◆ **Your objective**
Locate all lines with the word "ylabel". Copy them.

◆ **Provided information**
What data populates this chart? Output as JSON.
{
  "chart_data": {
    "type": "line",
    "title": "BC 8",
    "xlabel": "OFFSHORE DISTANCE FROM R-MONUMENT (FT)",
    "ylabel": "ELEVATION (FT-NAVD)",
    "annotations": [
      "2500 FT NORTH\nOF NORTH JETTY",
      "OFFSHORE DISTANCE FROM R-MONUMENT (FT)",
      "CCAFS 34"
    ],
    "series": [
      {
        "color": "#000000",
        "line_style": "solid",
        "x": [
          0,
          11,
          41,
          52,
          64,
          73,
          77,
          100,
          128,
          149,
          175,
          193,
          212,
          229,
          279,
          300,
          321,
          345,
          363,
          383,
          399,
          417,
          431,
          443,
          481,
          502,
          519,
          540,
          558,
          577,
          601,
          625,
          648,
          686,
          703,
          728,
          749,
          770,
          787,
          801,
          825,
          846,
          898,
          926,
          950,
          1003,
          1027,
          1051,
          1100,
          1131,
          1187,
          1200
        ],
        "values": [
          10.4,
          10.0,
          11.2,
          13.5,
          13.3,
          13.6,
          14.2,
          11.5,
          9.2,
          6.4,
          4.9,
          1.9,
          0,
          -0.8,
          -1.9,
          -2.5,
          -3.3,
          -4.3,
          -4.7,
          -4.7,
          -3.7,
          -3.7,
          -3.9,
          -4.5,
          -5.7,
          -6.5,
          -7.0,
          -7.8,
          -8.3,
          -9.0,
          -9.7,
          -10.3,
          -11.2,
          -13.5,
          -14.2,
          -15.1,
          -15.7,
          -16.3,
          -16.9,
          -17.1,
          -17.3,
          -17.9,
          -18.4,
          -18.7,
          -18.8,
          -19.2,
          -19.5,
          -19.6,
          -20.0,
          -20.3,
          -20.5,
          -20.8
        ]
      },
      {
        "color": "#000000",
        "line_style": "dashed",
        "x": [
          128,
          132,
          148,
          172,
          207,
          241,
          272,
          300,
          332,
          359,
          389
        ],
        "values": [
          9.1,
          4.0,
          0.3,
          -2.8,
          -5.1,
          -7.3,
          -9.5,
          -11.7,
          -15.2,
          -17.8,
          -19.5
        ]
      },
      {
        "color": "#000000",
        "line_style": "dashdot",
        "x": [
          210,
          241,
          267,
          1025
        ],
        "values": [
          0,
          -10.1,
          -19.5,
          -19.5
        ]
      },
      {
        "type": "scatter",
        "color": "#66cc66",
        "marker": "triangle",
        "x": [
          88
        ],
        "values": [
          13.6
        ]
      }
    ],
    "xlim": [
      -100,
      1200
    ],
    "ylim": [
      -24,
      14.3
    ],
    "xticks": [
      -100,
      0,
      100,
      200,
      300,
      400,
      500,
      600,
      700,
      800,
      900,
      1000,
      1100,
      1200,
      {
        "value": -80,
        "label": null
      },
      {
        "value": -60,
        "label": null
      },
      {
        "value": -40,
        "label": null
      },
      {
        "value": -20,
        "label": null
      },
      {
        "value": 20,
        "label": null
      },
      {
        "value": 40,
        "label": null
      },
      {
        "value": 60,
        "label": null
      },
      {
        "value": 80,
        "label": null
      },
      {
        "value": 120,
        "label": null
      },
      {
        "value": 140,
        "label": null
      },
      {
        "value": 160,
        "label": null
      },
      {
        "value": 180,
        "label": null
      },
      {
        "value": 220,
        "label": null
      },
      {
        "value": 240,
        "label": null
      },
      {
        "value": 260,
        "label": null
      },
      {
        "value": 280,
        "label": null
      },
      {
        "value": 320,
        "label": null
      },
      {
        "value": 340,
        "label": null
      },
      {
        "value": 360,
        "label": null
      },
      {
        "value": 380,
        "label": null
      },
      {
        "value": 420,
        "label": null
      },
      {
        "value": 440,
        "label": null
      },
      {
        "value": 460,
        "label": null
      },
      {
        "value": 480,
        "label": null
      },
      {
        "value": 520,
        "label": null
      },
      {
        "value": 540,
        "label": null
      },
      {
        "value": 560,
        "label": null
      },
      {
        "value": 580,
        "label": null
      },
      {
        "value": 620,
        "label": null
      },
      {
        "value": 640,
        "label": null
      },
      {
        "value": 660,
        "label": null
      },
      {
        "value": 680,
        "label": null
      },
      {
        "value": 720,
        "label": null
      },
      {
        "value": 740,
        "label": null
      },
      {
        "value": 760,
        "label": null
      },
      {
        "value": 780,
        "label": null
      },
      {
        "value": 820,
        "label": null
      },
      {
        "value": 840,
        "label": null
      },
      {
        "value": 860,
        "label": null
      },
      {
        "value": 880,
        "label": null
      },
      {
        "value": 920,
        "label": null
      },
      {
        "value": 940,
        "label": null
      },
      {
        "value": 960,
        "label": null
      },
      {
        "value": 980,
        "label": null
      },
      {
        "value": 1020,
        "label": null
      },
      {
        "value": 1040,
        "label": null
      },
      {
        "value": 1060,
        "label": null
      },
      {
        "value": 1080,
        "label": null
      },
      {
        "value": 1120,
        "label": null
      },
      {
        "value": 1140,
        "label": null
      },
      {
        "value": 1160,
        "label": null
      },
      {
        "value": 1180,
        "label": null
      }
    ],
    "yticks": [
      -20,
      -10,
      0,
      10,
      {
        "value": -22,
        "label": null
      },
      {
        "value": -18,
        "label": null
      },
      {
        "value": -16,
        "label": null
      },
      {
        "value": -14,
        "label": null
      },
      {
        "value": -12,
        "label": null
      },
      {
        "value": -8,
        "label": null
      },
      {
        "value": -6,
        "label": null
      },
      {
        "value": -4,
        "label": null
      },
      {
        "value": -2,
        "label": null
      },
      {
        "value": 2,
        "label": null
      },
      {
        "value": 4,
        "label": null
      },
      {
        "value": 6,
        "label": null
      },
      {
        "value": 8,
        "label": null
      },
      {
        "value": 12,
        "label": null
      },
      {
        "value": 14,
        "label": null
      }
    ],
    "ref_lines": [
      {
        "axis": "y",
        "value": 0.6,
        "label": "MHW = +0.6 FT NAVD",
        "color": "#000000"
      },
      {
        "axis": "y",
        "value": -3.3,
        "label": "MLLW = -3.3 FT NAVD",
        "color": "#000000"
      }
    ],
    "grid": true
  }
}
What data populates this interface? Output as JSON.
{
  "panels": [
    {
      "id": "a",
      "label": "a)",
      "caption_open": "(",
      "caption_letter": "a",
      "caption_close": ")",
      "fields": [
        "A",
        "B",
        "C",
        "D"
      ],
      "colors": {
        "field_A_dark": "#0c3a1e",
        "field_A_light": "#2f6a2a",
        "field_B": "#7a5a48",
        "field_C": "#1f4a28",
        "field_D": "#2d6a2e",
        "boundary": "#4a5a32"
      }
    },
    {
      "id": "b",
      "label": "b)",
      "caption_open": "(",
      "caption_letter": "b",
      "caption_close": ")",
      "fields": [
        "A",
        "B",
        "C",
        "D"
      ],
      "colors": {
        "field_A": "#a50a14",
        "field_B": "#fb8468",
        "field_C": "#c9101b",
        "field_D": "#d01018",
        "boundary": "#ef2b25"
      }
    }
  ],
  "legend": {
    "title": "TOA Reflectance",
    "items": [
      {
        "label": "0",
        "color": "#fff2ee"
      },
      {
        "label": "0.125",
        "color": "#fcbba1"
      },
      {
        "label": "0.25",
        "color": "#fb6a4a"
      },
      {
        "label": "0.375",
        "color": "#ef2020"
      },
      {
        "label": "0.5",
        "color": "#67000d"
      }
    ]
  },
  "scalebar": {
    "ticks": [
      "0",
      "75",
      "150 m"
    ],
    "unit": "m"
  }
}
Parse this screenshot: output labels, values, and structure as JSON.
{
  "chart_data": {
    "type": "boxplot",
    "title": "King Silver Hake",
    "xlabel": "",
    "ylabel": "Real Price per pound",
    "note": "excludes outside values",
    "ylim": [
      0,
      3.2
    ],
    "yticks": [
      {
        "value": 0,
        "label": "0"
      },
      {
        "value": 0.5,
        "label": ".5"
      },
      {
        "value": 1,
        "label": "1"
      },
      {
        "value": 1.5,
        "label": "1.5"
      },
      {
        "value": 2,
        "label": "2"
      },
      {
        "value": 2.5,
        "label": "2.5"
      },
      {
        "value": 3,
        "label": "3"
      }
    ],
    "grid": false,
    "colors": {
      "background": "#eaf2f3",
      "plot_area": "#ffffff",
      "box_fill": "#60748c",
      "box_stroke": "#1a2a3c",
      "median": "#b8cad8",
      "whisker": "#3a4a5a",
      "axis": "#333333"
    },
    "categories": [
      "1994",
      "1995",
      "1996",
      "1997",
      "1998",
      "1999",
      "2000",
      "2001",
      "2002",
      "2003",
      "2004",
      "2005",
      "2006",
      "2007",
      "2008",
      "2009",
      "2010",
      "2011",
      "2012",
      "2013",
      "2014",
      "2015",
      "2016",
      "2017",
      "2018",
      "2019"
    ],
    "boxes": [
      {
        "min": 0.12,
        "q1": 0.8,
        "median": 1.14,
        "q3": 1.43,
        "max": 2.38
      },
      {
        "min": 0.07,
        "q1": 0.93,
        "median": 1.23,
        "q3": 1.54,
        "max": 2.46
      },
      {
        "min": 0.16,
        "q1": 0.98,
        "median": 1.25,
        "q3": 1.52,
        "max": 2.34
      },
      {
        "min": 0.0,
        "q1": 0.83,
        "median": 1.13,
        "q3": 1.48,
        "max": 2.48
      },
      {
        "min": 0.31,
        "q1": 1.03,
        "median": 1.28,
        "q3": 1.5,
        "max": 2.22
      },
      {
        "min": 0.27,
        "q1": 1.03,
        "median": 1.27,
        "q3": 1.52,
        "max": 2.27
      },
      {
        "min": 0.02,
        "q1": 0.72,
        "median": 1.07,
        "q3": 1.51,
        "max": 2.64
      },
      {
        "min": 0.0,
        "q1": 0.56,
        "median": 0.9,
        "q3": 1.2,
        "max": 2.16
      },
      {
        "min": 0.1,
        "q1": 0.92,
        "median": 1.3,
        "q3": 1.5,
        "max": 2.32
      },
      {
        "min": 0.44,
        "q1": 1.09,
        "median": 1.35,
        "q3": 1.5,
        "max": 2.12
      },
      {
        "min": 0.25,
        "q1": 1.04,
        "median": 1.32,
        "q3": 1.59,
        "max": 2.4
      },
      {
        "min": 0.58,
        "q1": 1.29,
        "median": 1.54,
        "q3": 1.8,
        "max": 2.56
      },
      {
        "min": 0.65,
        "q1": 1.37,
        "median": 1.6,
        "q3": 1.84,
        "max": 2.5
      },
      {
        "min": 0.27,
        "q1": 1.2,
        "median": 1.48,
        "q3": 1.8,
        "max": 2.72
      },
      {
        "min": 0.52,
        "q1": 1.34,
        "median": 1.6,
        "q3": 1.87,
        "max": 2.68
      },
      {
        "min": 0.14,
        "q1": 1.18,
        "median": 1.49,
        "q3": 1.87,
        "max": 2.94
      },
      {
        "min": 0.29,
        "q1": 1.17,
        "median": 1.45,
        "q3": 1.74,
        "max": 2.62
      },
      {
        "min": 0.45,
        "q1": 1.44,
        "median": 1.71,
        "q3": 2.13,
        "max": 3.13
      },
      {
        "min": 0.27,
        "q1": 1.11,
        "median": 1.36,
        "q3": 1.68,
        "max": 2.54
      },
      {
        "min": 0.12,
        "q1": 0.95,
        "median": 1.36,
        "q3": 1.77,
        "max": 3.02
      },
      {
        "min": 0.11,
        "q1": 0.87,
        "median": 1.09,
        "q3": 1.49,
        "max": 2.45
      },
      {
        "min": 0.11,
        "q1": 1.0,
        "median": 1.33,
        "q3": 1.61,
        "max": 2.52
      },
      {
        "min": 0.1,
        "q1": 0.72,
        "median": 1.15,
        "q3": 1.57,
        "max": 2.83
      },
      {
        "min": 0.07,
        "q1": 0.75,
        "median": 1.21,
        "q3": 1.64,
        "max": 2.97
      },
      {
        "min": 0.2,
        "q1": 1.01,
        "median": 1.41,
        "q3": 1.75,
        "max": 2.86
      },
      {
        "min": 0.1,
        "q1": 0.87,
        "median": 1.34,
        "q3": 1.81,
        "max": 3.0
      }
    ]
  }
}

◆ **Task solution**
    "ylabel": "ELEVATION (FT-NAVD)",
    "ylabel": "Real Price per pound",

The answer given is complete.